> WORK INSTRUCTION A
Update the Moataz Yaseen profile: reproduce the stretch from "Personal information" through "(6 ft 2 in)", replacing "Height" with "Stature".
> WORK INSTRUCTION B
Using the Moataz Yaseen profile, answer these:
(i) Where was he born?
(ii) Which club did he play for as a youth, and in what years?
(iii) How many appearances did he make for Jordan?
> WORK INSTRUCTION C
Summarize the Moataz Yaseen profile in two sentences.

> PASSAGE PROVIDED
Moataz Yaseen

Personal information
- Full name: Moataz Yaseen Mahjoub Al-Fityani
- Date of birth: 3 November 1982 (age 43)
- Place of birth: Amman, Jordan
- Height: 1.88 m (6 ft 2 in)
- Position: Goalkeeper

Youth career
- 1998–2000: Al-Ahli

Senior career*
- Years: Team / Apps / (Gls)
- 2000–2004: Al-Ahli / 70 / (0)
- 2004–2013: Shabab Al-Ordon / 172 / (1)
- 2013–2016: That Ras / 63 / (0)
- 2016–2021: Al-Faisaly
- 2021–2023: Al-Salt

International career
- 2009–2021: Jordan / 25 / (0)

= Moataz Yaseen =

Jordanian footballer

Moataz Yaseen Mahjoub Al-Fityani (معتز ياسين محجوب الفتياني; born 3 November 1982) is a Jordanian retired footballer who last played as a goalkeeper for Al-Salt and the Jordan national football team.

> PROVIDED RECORDS
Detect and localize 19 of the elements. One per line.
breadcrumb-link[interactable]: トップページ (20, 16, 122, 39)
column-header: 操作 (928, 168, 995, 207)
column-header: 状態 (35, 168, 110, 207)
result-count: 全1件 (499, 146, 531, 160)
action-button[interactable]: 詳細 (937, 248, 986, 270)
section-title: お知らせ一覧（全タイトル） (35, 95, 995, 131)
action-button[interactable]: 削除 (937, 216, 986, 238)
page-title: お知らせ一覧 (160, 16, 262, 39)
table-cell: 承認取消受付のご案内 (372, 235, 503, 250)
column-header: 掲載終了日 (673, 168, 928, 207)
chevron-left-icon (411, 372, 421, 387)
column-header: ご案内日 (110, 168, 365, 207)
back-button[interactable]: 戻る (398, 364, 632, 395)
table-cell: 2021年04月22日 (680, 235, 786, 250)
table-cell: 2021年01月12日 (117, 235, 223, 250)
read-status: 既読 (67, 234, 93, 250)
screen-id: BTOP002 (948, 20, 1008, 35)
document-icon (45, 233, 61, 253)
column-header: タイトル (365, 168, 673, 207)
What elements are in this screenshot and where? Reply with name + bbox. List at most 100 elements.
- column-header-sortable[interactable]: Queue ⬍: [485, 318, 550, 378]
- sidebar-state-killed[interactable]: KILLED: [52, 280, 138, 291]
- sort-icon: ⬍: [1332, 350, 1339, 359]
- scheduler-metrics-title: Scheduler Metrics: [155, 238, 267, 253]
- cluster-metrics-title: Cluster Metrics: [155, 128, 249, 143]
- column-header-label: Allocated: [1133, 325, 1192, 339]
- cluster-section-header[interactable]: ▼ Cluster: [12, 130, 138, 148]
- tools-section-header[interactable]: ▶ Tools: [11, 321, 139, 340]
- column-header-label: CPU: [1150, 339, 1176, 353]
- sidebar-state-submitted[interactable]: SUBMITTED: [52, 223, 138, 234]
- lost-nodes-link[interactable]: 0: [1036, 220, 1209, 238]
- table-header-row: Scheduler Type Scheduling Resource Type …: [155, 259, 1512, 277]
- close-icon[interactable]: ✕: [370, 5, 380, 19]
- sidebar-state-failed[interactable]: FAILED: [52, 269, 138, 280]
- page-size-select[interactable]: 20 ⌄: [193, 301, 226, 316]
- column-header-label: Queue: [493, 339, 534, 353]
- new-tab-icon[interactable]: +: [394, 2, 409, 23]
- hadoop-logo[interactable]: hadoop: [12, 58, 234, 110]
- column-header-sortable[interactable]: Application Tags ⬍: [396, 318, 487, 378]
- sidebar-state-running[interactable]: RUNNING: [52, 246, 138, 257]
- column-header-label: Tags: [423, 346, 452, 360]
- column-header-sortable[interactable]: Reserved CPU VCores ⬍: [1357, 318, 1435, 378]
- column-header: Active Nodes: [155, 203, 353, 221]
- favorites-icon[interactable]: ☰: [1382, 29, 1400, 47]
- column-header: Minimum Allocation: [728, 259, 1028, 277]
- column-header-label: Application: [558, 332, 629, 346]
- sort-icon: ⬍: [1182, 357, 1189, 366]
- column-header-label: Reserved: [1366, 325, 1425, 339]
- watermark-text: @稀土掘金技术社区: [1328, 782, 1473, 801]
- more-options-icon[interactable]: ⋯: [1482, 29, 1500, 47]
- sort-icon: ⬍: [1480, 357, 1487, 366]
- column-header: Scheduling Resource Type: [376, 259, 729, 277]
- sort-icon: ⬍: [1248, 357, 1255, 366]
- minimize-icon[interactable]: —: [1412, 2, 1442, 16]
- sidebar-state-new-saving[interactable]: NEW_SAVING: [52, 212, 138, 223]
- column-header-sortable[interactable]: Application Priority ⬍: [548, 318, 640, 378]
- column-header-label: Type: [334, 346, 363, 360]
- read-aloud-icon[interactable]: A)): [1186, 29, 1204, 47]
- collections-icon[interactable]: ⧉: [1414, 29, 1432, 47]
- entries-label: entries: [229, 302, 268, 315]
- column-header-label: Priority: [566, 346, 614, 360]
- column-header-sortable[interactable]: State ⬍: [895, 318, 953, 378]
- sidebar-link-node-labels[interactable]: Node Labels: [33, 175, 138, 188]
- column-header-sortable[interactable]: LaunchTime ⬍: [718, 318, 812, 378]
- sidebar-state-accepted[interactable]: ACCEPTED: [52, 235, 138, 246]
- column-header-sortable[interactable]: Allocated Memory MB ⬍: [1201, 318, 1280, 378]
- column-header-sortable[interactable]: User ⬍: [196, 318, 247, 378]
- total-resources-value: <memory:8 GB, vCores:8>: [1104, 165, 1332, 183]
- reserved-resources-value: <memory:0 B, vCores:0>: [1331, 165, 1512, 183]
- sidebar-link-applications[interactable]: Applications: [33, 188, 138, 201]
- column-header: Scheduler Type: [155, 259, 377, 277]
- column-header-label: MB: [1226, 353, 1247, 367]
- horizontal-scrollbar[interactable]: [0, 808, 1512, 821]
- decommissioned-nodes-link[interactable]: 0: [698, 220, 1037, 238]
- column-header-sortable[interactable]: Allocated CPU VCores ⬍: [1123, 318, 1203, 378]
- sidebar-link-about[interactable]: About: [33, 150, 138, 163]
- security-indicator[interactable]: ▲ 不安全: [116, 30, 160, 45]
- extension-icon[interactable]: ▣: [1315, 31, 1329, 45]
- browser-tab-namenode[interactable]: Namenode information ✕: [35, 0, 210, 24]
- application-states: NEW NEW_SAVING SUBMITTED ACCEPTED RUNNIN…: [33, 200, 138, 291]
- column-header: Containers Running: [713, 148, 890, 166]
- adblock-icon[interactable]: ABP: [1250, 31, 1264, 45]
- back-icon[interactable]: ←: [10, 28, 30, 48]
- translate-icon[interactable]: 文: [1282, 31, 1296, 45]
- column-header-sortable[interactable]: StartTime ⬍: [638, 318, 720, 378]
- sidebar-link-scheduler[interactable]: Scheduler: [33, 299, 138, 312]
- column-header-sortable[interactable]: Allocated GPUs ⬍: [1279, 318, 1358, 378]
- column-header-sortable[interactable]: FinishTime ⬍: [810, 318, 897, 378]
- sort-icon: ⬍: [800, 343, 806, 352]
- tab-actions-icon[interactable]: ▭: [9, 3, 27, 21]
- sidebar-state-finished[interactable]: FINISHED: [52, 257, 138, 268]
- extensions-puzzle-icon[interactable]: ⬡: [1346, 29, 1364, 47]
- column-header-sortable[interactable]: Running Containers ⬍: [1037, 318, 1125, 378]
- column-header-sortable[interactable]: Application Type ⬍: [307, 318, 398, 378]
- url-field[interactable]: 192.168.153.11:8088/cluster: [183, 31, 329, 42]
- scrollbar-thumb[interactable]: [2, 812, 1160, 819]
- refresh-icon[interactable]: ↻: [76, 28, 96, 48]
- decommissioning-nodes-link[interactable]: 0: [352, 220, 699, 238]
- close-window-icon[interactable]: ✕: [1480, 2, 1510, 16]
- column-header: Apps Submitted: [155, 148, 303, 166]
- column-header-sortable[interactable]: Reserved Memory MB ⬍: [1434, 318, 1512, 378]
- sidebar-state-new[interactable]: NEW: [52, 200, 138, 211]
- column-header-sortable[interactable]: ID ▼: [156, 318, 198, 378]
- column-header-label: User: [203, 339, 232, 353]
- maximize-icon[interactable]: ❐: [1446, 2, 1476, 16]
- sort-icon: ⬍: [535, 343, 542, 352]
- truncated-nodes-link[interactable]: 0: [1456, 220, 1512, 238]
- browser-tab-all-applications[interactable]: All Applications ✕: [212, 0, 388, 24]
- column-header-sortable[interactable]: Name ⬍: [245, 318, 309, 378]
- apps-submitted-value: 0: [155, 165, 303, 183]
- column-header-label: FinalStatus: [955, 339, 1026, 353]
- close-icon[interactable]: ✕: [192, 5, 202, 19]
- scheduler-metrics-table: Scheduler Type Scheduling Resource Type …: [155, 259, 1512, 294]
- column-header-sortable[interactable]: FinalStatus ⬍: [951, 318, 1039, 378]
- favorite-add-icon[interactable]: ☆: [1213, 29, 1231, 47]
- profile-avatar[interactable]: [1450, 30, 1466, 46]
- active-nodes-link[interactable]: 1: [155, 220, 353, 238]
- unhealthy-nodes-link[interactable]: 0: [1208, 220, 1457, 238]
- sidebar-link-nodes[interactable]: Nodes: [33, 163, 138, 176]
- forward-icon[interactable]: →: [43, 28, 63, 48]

> ANSWER AREA A
Personal information
- Full name: Moataz Yaseen Mahjoub Al-Fityani
- Date of birth: 3 November 1982 (age 43)
- Place of birth: Amman, Jordan
- Stature: 1.88 m (6 ft 2 in)

> ANSWER AREA B
(i) Amman, Jordan
(ii) Al-Ahli, 1998–2000
(iii) 25

> ANSWER AREA C
Moataz Yaseen Mahjoub Al-Fityani, born 3 November 1982 in Amman, Jordan, is a retired Jordanian footballer who played as a goalkeeper. He came up through Al-Ahli's youth side, played senior football for Al-Ahli, Shabab Al-Ordon, That Ras, Al-Faisaly and Al-Salt, and made 25 appearances for Jordan between 2009 and 2021.